Short task =
Copy all the material below, exactly as it stands.

Data records
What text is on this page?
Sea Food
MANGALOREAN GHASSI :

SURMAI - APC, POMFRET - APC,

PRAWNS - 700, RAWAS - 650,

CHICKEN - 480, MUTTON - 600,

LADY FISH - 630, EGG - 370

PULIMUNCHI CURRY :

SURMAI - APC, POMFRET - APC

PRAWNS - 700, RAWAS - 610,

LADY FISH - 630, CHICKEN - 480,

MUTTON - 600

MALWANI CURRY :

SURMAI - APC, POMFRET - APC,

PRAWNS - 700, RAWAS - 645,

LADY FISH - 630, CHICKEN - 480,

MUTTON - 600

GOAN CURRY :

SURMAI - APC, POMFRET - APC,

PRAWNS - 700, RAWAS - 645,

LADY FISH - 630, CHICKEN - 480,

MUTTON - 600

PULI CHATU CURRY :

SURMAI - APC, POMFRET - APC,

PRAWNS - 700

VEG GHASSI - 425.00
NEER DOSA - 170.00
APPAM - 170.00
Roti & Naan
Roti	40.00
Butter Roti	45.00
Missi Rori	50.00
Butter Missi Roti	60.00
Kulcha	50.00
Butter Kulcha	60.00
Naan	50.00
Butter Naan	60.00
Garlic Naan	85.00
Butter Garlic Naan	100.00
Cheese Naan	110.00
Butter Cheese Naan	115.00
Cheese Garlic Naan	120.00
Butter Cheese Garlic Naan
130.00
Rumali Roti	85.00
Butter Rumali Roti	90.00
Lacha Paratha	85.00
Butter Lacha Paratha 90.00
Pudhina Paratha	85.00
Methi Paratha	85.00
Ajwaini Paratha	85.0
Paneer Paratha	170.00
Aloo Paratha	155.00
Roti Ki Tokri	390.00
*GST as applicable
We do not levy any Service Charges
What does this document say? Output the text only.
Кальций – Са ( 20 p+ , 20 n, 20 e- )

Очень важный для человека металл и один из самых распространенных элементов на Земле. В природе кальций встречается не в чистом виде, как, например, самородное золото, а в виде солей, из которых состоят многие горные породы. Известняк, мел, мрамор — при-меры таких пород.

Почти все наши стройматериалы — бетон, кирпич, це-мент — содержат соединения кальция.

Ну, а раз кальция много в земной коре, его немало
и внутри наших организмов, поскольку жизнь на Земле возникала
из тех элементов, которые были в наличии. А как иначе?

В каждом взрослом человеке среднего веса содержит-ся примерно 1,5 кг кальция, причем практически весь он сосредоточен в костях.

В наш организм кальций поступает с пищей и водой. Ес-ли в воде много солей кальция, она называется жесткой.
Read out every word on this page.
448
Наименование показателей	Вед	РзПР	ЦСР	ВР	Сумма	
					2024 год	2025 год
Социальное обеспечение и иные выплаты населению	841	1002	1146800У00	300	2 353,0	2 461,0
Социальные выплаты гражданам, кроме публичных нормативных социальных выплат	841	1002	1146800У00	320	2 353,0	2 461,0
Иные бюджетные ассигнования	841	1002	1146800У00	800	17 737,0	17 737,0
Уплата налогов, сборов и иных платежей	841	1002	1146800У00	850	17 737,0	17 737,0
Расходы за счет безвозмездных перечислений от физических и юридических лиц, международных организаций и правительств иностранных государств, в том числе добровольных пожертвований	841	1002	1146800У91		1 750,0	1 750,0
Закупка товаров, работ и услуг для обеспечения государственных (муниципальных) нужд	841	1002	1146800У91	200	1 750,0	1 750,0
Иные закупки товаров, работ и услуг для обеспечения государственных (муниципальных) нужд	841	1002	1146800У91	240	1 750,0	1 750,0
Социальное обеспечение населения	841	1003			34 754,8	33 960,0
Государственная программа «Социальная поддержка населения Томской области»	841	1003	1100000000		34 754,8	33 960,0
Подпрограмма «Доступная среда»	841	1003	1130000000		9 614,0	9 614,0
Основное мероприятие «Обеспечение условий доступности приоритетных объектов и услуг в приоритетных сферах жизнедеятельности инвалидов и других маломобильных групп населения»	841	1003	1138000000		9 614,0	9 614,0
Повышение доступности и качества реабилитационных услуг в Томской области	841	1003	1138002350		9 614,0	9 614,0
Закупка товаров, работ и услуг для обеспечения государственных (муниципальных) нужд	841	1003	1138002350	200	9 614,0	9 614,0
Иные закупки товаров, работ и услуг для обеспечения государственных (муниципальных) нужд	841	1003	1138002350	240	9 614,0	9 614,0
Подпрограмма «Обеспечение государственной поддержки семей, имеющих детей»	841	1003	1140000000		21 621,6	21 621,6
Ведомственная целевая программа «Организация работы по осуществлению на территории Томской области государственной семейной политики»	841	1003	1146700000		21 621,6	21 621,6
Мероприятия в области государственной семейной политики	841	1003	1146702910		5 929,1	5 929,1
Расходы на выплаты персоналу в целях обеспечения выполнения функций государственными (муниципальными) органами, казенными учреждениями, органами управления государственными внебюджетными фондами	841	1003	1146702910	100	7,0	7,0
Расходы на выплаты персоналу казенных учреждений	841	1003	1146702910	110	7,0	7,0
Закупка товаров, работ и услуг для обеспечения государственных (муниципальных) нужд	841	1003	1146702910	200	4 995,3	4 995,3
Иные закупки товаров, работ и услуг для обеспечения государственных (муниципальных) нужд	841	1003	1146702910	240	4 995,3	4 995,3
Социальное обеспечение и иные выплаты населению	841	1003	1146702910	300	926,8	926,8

Result =
What text is on this page?
Sea Food
MANGALOREAN GHASSI :

SURMAI - APC, POMFRET - APC,

PRAWNS - 700, RAWAS - 650,

CHICKEN - 480, MUTTON - 600,

LADY FISH - 630, EGG - 370

PULIMUNCHI CURRY :

SURMAI - APC, POMFRET - APC

PRAWNS - 700, RAWAS - 610,

LADY FISH - 630, CHICKEN - 480,

MUTTON - 600

MALWANI CURRY :

SURMAI - APC, POMFRET - APC,

PRAWNS - 700, RAWAS - 645,

LADY FISH - 630, CHICKEN - 480,

MUTTON - 600

GOAN CURRY :

SURMAI - APC, POMFRET - APC,

PRAWNS - 700, RAWAS - 645,

LADY FISH - 630, CHICKEN - 480,

MUTTON - 600

PULI CHATU CURRY :

SURMAI - APC, POMFRET - APC,

PRAWNS - 700

VEG GHASSI - 425.00
NEER DOSA - 170.00
APPAM - 170.00
Roti & Naan
Roti	40.00
Butter Roti	45.00
Missi Rori	50.00
Butter Missi Roti	60.00
Kulcha	50.00
Butter Kulcha	60.00
Naan	50.00
Butter Naan	60.00
Garlic Naan	85.00
Butter Garlic Naan	100.00
Cheese Naan	110.00
Butter Cheese Naan	115.00
Cheese Garlic Naan	120.00
Butter Cheese Garlic Naan
130.00
Rumali Roti	85.00
Butter Rumali Roti	90.00
Lacha Paratha	85.00
Butter Lacha Paratha 90.00
Pudhina Paratha	85.00
Methi Paratha	85.00
Ajwaini Paratha	85.0
Paneer Paratha	170.00
Aloo Paratha	155.00
Roti Ki Tokri	390.00
*GST as applicable
We do not levy any Service Charges
What does this document say? Output the text only.
Кальций – Са ( 20 p+ , 20 n, 20 e- )

Очень важный для человека металл и один из самых распространенных элементов на Земле. В природе кальций встречается не в чистом виде, как, например, самородное золото, а в виде солей, из которых состоят многие горные породы. Известняк, мел, мрамор — при-меры таких пород.

Почти все наши стройматериалы — бетон, кирпич, це-мент — содержат соединения кальция.

Ну, а раз кальция много в земной коре, его немало
и внутри наших организмов, поскольку жизнь на Земле возникала
из тех элементов, которые были в наличии. А как иначе?

В каждом взрослом человеке среднего веса содержит-ся примерно 1,5 кг кальция, причем практически весь он сосредоточен в костях.

В наш организм кальций поступает с пищей и водой. Ес-ли в воде много солей кальция, она называется жесткой.
Read out every word on this page.
448
Наименование показателей	Вед	РзПР	ЦСР	ВР	Сумма	
					2024 год	2025 год
Социальное обеспечение и иные выплаты населению	841	1002	1146800У00	300	2 353,0	2 461,0
Социальные выплаты гражданам, кроме публичных нормативных социальных выплат	841	1002	1146800У00	320	2 353,0	2 461,0
Иные бюджетные ассигнования	841	1002	1146800У00	800	17 737,0	17 737,0
Уплата налогов, сборов и иных платежей	841	1002	1146800У00	850	17 737,0	17 737,0
Расходы за счет безвозмездных перечислений от физических и юридических лиц, международных организаций и правительств иностранных государств, в том числе добровольных пожертвований	841	1002	1146800У91		1 750,0	1 750,0
Закупка товаров, работ и услуг для обеспечения государственных (муниципальных) нужд	841	1002	1146800У91	200	1 750,0	1 750,0
Иные закупки товаров, работ и услуг для обеспечения государственных (муниципальных) нужд	841	1002	1146800У91	240	1 750,0	1 750,0
Социальное обеспечение населения	841	1003			34 754,8	33 960,0
Государственная программа «Социальная поддержка населения Томской области»	841	1003	1100000000		34 754,8	33 960,0
Подпрограмма «Доступная среда»	841	1003	1130000000		9 614,0	9 614,0
Основное мероприятие «Обеспечение условий доступности приоритетных объектов и услуг в приоритетных сферах жизнедеятельности инвалидов и других маломобильных групп населения»	841	1003	1138000000		9 614,0	9 614,0
Повышение доступности и качества реабилитационных услуг в Томской области	841	1003	1138002350		9 614,0	9 614,0
Закупка товаров, работ и услуг для обеспечения государственных (муниципальных) нужд	841	1003	1138002350	200	9 614,0	9 614,0
Иные закупки товаров, работ и услуг для обеспечения государственных (муниципальных) нужд	841	1003	1138002350	240	9 614,0	9 614,0
Подпрограмма «Обеспечение государственной поддержки семей, имеющих детей»	841	1003	1140000000		21 621,6	21 621,6
Ведомственная целевая программа «Организация работы по осуществлению на территории Томской области государственной семейной политики»	841	1003	1146700000		21 621,6	21 621,6
Мероприятия в области государственной семейной политики	841	1003	1146702910		5 929,1	5 929,1
Расходы на выплаты персоналу в целях обеспечения выполнения функций государственными (муниципальными) органами, казенными учреждениями, органами управления государственными внебюджетными фондами	841	1003	1146702910	100	7,0	7,0
Расходы на выплаты персоналу казенных учреждений	841	1003	1146702910	110	7,0	7,0
Закупка товаров, работ и услуг для обеспечения государственных (муниципальных) нужд	841	1003	1146702910	200	4 995,3	4 995,3
Иные закупки товаров, работ и услуг для обеспечения государственных (муниципальных) нужд	841	1003	1146702910	240	4 995,3	4 995,3
Социальное обеспечение и иные выплаты населению	841	1003	1146702910	300	926,8	926,8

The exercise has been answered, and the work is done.